**STATED PROBLEM**
In the listing below, identify each line with the word "control" and return those lines.

**EXTRACTED ENTRIES**

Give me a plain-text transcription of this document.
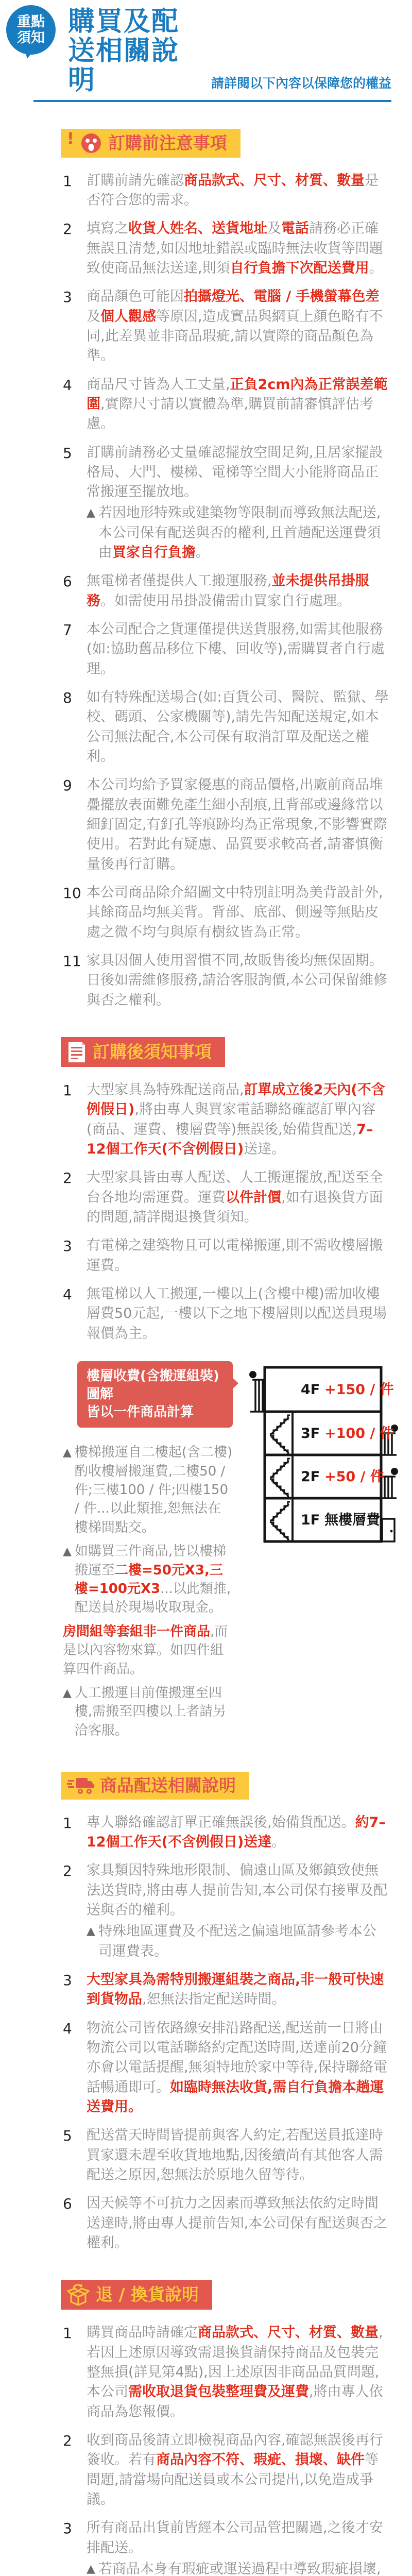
重點
須知
購買及配送相關說明	請詳閱以下內容以保障您的權益
! 訂購前注意事項
1	訂購前請先確認商品款式、尺寸、材質、數量是否符合您的需求。
2	填寫之收貨人姓名、送貨地址及電話請務必正確無誤且清楚,如因地址錯誤或臨時無法收貨等問題致使商品無法送達,則須自行負擔下次配送費用。
3	商品顏色可能因拍攝燈光、電腦 / 手機螢幕色差及個人觀感等原因,造成實品與網頁上顏色略有不同,此差異並非商品瑕疵,請以實際的商品顏色為準。
4	商品尺寸皆為人工丈量,正負2cm內為正常誤差範圍,實際尺寸請以實體為準,購買前請審慎評估考慮。
5	訂購前請務必丈量確認擺放空間足夠,且居家擺設格局、大門、樓梯、電梯等空間大小能將商品正常搬運至擺放地。
▲ 若因地形特殊或建築物等限制而導致無法配送,本公司保有配送與否的權利,且首趟配送運費須由買家自行負擔。
6	無電梯者僅提供人工搬運服務,並未提供吊掛服務。如需使用吊掛設備需由買家自行處理。
7	本公司配合之貨運僅提供送貨服務,如需其他服務(如:協助舊品移位下樓、回收等),需購買者自行處理。
8	如有特殊配送場合(如:百貨公司、醫院、監獄、學校、碼頭、公家機關等),請先告知配送規定,如本公司無法配合,本公司保有取消訂單及配送之權利。
9	本公司均給予買家優惠的商品價格,出廠前商品堆疊擺放表面難免產生細小刮痕,且背部或邊緣常以細釘固定,有釘孔等痕跡均為正常現象,不影響實際使用。若對此有疑慮、品質要求較高者,請審慎衡量後再行訂購。
10 本公司商品除介紹圖文中特別註明為美背設計外,其餘商品均無美背。背部、底部、側邊等無貼皮處之微不均勻與原有樹紋皆為正常。
11 家具因個人使用習慣不同,故販售後均無保固期。日後如需維修服務,請洽客服詢價,本公司保留維修與否之權利。
訂購後須知事項
1	大型家具為特殊配送商品,訂單成立後2天內(不含例假日),將由專人與買家電話聯絡確認訂單內容(商品、運費、樓層費等)無誤後,始備貨配送,7–12個工作天(不含例假日)送達。
2	大型家具皆由專人配送、人工搬運擺放,配送至全台各地均需運費。運費以件計價,如有退換貨方面的問題,請詳閱退換貨須知。
3	有電梯之建築物且可以電梯搬運,則不需收樓層搬運費。
4	無電梯以人工搬運,一樓以上(含樓中樓)需加收樓層費50元起,一樓以下之地下樓層則以配送員現場報價為主。
樓層收費(含搬運組裝)圖解
皆以一件商品計算
▲ 樓梯搬運自二樓起(含二樓)酌收樓層搬運費,二樓50 / 件;三樓100 / 件;四樓150 / 件...以此類推,恕無法在樓梯間點交。
▲ 如購買三件商品,皆以樓梯搬運至二樓=50元X3,三樓=100元X3...以此類推,配送員於現場收取現金。
房間組等套組非一件商品,而是以內容物來算。如四件組算四件商品。
▲ 人工搬運目前僅搬運至四樓,需搬至四樓以上者請另洽客服。
4F +150 / 件
3F +100 / 件
2F +50 / 件
1F 無樓層費
商品配送相關說明
1	專人聯絡確認訂單正確無誤後,始備貨配送。約7–12個工作天(不含例假日)送達。
2	家具類因特殊地形限制、偏遠山區及鄉鎮致使無法送貨時,將由專人提前告知,本公司保有接單及配送與否的權利。
▲ 特殊地區運費及不配送之偏遠地區請參考本公司運費表。
3	大型家具為需特別搬運組裝之商品,非一般可快速到貨物品,恕無法指定配送時間。
4	物流公司皆依路線安排沿路配送,配送前一日將由物流公司以電話聯絡約定配送時間,送達前20分鐘亦會以電話提醒,無須特地於家中等待,保持聯絡電話暢通即可。如臨時無法收貨,需自行負擔本趟運送費用。
5	配送當天時間皆提前與客人約定,若配送員抵達時買家還未趕至收貨地地點,因後續尚有其他客人需配送之原因,恕無法於原地久留等待。
6	因天候等不可抗力之因素而導致無法依約定時間送達時,將由專人提前告知,本公司保有配送與否之權利。
退 / 換貨說明
1	購買商品時請確定商品款式、尺寸、材質、數量,若因上述原因導致需退換貨請保持商品及包裝完整無損(詳見第4點),因上述原因非商品品質問題,本公司需收取退貨包裝整理費及運費,將由專人依商品為您報價。
2	收到商品後請立即檢視商品內容,確認無誤後再行簽收。若有商品內容不符、瑕疵、損壞、缺件等問題,請當場向配送員或本公司提出,以免造成爭議。
3	所有商品出貨前皆經本公司品管把關過,之後才安排配送。
▲ 若商品本身有瑕疵或運送過程中導致瑕疵損壞,
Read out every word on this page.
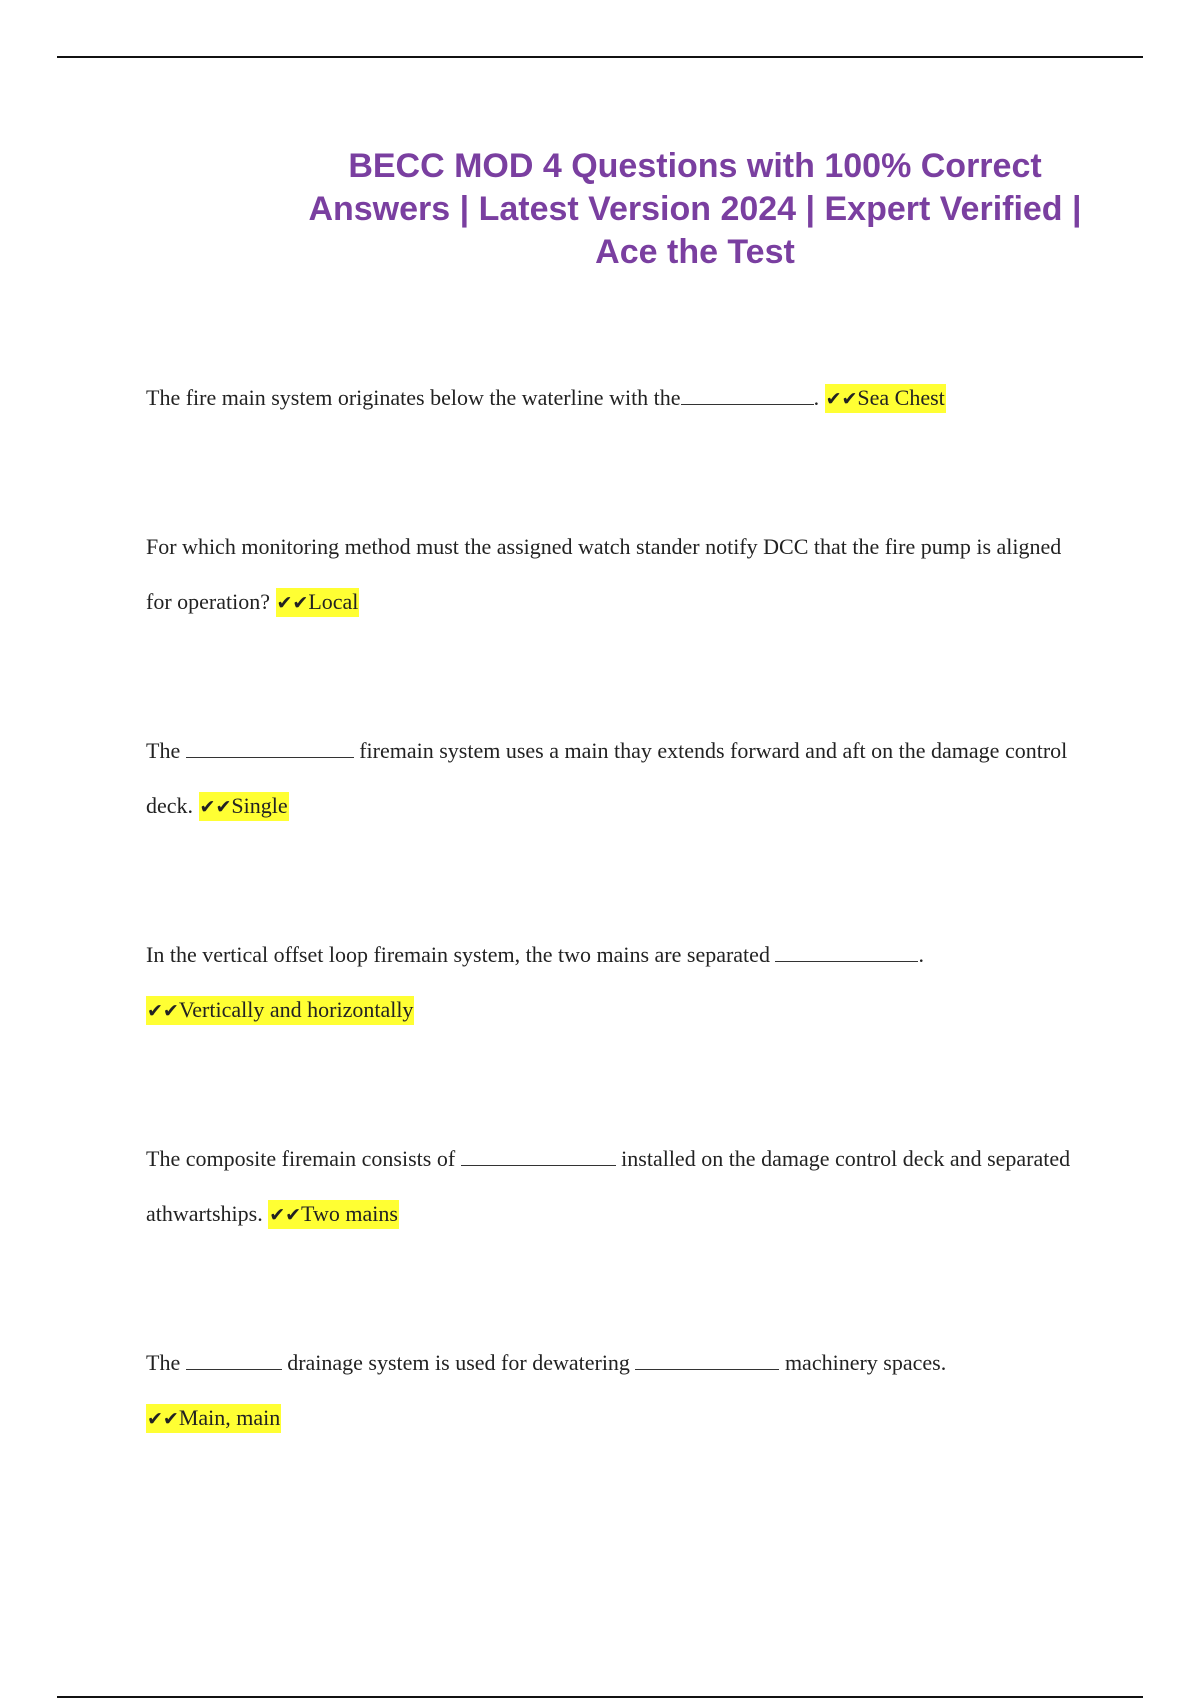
BECC MOD 4 Questions with 100% Correct Answers | Latest Version 2024 | Expert Verified | Ace the Test

The fire main system originates below the waterline with the	. ✔✔Sea Chest

For which monitoring method must the assigned watch stander notify DCC that the fire pump is aligned for operation? ✔✔Local

The	firemain system uses a main thay extends forward and aft on the damage control deck. ✔✔Single

In the vertical offset loop firemain system, the two mains are separated	.
✔✔Vertically and horizontally

The composite firemain consists of	installed on the damage control deck and separated athwartships. ✔✔Two mains

The	drainage system is used for dewatering	machinery spaces.
✔✔Main, main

**PROBLEM SOLUTION**
The	firemain system uses a main thay extends forward and aft on the damage control deck. ✔✔Single
The composite firemain consists of	installed on the damage control deck and separated athwartships. ✔✔Two mains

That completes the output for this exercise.